▸ What needs to be done
Which lines in the material below contain the word "办事指南"? Copy each of them.

── Stored rows

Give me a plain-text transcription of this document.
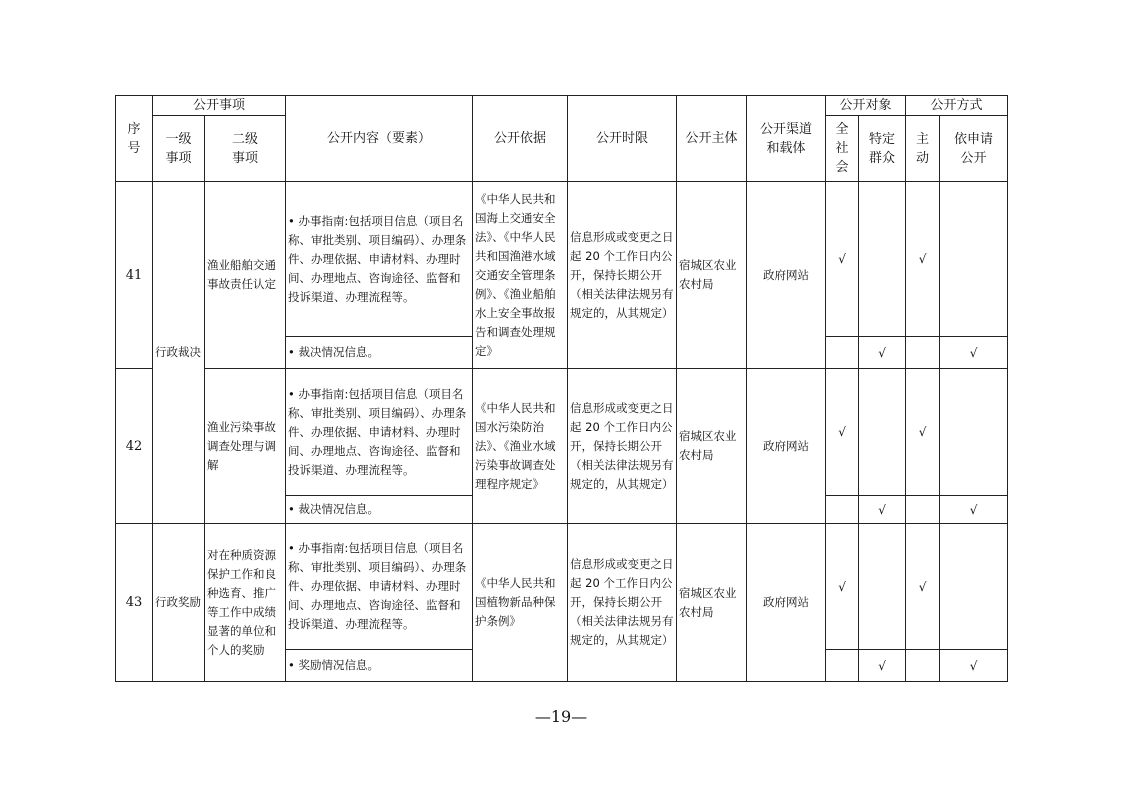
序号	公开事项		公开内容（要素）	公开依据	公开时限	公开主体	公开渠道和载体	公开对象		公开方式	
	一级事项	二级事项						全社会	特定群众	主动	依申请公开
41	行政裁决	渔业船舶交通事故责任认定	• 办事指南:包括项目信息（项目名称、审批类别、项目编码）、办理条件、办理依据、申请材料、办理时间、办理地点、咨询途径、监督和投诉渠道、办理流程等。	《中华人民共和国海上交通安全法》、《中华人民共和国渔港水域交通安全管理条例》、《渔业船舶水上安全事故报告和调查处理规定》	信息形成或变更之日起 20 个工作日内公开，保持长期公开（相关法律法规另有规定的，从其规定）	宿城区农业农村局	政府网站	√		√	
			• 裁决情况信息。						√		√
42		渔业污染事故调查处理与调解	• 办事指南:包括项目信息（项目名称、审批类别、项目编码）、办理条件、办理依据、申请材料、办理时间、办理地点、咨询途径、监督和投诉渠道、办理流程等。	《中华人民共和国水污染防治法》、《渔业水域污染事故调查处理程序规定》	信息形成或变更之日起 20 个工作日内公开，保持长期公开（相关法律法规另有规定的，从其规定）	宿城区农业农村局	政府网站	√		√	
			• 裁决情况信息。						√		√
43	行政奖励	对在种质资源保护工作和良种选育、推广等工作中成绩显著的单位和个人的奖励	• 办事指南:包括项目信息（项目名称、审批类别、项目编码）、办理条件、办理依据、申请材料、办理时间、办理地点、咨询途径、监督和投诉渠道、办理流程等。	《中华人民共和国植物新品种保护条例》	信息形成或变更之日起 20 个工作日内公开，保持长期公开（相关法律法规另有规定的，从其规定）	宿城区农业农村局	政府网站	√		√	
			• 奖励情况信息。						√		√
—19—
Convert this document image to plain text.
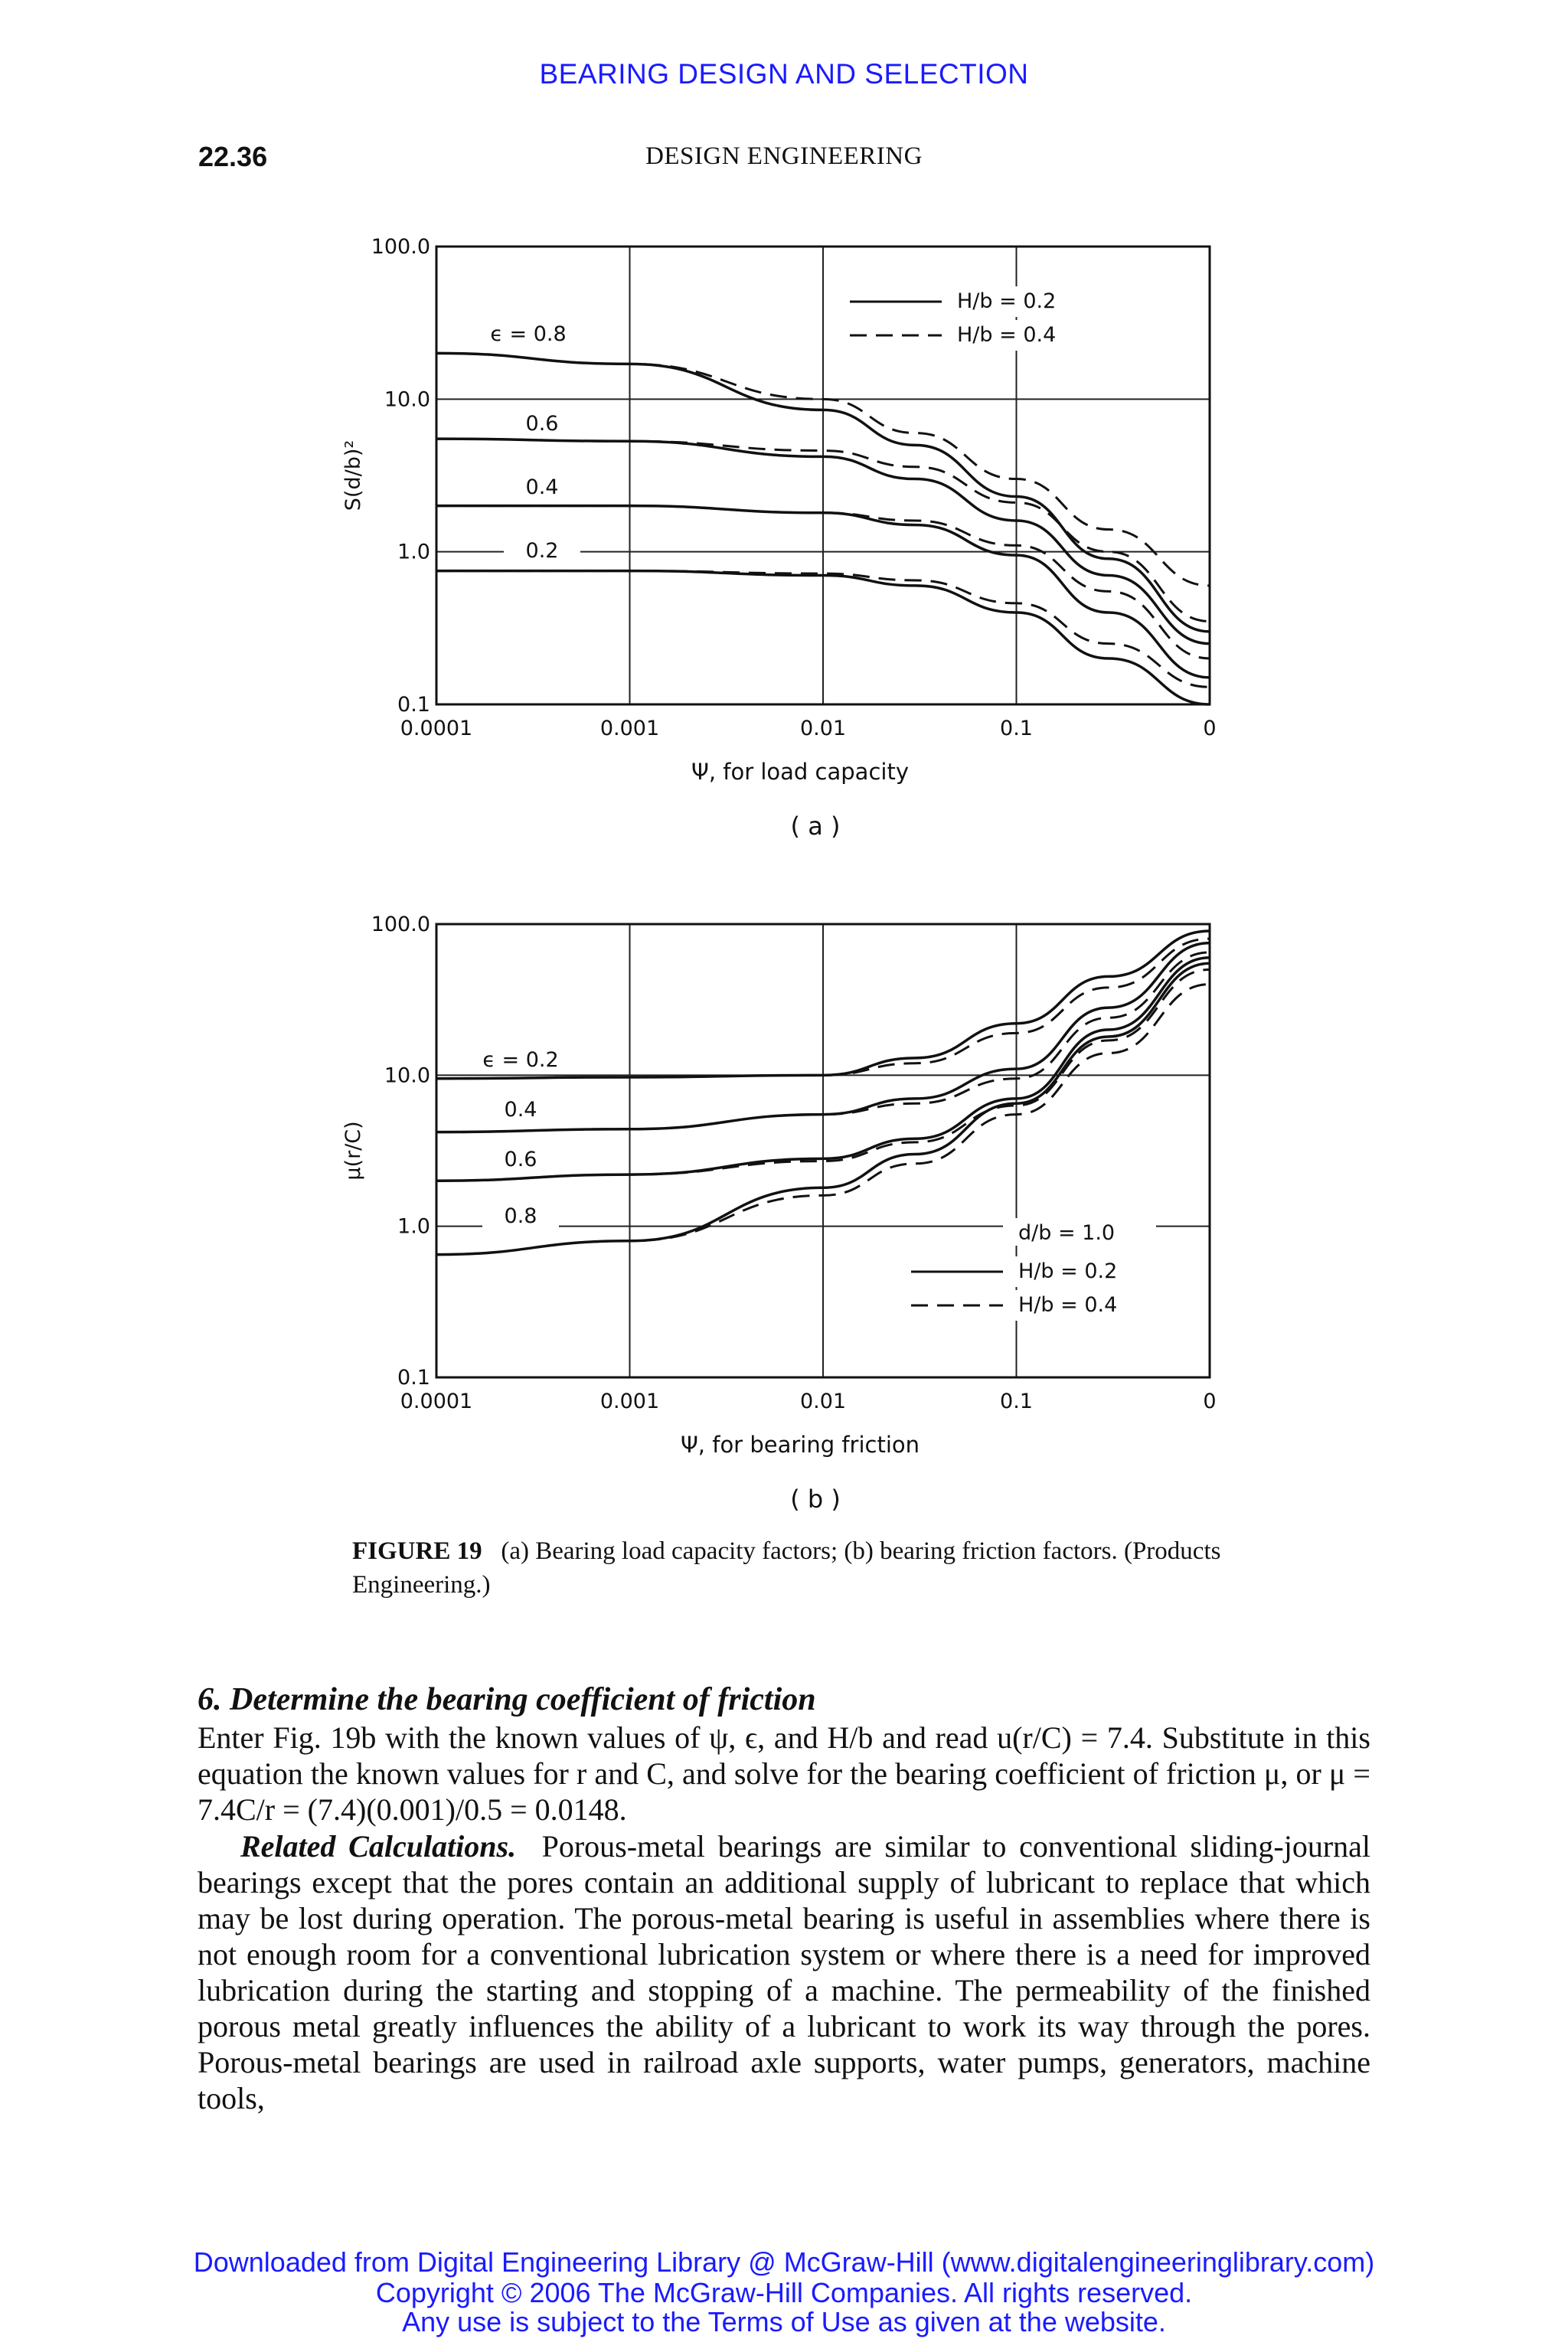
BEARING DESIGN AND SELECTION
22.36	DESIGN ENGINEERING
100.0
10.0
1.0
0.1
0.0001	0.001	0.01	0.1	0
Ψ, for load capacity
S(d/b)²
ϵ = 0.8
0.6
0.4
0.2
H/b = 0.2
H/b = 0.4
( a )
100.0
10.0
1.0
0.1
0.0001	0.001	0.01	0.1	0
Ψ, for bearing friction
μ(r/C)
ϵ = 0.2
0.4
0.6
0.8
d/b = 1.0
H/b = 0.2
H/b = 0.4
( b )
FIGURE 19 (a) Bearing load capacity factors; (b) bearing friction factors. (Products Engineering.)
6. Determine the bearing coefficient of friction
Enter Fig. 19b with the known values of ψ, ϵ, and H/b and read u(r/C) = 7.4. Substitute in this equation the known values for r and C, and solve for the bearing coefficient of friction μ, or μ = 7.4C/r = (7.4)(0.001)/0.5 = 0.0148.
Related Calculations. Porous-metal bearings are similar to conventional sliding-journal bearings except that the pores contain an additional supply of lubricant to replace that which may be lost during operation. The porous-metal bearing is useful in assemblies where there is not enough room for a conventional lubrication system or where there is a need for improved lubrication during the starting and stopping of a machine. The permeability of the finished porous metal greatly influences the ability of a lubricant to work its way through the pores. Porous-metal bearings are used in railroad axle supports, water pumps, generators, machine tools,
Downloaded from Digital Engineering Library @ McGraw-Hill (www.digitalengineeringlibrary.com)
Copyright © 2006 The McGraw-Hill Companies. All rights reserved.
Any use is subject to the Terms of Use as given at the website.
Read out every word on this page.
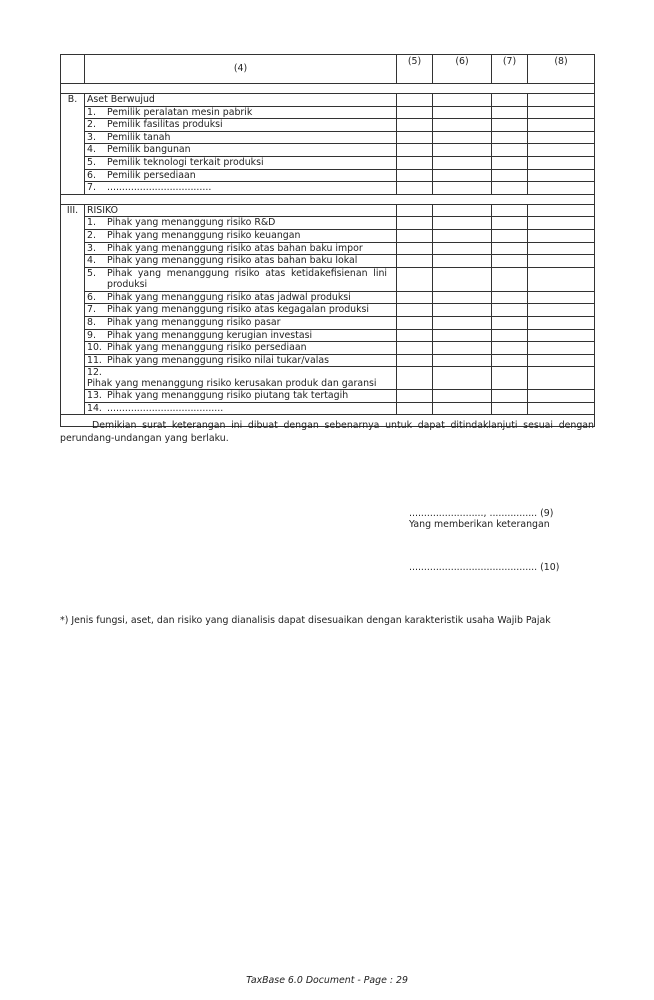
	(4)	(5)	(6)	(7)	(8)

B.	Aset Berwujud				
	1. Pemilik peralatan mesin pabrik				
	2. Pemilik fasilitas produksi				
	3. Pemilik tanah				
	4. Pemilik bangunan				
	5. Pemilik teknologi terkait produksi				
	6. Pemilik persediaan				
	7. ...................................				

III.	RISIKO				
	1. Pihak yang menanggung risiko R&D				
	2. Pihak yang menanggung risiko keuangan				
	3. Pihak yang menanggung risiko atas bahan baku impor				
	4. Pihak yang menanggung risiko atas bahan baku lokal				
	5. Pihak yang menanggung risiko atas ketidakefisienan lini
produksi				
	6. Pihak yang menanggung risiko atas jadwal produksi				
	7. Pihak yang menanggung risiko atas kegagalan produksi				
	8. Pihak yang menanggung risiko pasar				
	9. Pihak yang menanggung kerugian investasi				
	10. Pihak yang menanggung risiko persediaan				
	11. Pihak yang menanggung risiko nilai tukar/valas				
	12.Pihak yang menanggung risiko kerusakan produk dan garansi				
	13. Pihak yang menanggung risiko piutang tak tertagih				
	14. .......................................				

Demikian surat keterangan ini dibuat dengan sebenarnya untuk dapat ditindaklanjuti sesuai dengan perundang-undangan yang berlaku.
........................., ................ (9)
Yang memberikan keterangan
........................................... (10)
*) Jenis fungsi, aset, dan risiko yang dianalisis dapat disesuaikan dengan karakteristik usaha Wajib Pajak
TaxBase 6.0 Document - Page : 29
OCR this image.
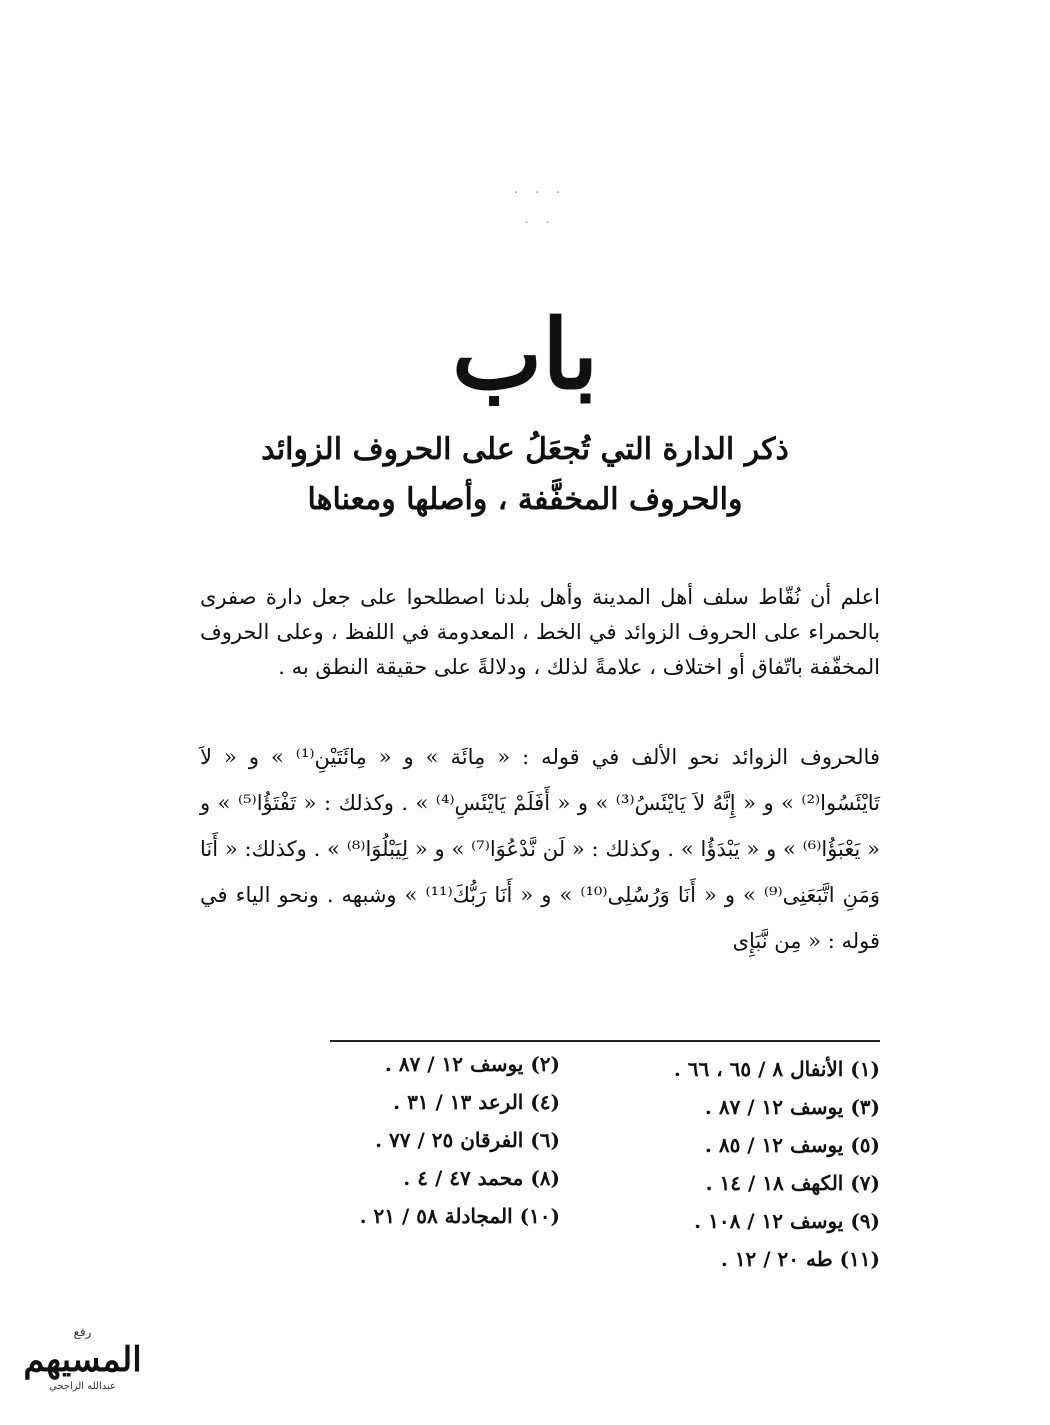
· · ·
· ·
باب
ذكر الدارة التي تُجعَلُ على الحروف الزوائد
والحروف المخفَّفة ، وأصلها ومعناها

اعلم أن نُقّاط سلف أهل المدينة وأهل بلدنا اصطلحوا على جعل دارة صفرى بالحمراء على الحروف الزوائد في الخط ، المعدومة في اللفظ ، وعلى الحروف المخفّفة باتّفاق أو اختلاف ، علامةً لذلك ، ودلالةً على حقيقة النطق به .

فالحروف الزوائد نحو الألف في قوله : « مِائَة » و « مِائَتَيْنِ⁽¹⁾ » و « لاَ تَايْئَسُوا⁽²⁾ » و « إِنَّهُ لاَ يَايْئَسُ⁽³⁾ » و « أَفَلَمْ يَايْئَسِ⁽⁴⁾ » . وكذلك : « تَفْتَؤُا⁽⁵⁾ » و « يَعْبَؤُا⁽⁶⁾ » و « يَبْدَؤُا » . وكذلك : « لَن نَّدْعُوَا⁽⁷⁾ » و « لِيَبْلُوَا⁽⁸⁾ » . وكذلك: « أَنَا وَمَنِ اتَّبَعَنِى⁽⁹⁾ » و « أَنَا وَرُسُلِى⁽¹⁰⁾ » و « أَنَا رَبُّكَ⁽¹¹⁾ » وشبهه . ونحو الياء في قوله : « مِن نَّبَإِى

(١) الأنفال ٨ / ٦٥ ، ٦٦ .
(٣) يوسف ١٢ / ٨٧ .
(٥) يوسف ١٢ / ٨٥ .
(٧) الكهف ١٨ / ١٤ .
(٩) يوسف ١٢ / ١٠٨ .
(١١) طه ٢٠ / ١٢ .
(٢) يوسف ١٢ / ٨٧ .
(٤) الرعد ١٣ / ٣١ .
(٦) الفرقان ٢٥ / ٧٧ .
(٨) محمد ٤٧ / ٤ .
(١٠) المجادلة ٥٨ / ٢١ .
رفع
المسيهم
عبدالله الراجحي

────

▸ Exercise output
41	行政裁决	渔业船舶交通事故责任认定	• 办事指南:包括项目信息（项目名称、审批类别、项目编码）、办理条件、办理依据、申请材料、办理时间、办理地点、咨询途径、监督和投诉渠道、办理流程等。	《中华人民共和国海上交通安全法》、《中华人民共和国渔港水域交通安全管理条例》、《渔业船舶水上安全事故报告和调查处理规定》	信息形成或变更之日起 20 个工作日内公开，保持长期公开（相关法律法规另有规定的，从其规定）	宿城区农业农村局	政府网站	√		√	
42		渔业污染事故调查处理与调解	• 办事指南:包括项目信息（项目名称、审批类别、项目编码）、办理条件、办理依据、申请材料、办理时间、办理地点、咨询途径、监督和投诉渠道、办理流程等。	《中华人民共和国水污染防治法》、《渔业水域污染事故调查处理程序规定》	信息形成或变更之日起 20 个工作日内公开，保持长期公开（相关法律法规另有规定的，从其规定）	宿城区农业农村局	政府网站	√		√	
43	行政奖励	对在种质资源保护工作和良种选育、推广等工作中成绩显著的单位和个人的奖励	• 办事指南:包括项目信息（项目名称、审批类别、项目编码）、办理条件、办理依据、申请材料、办理时间、办理地点、咨询途径、监督和投诉渠道、办理流程等。	《中华人民共和国植物新品种保护条例》	信息形成或变更之日起 20 个工作日内公开，保持长期公开（相关法律法规另有规定的，从其规定）	宿城区农业农村局	政府网站	√		√	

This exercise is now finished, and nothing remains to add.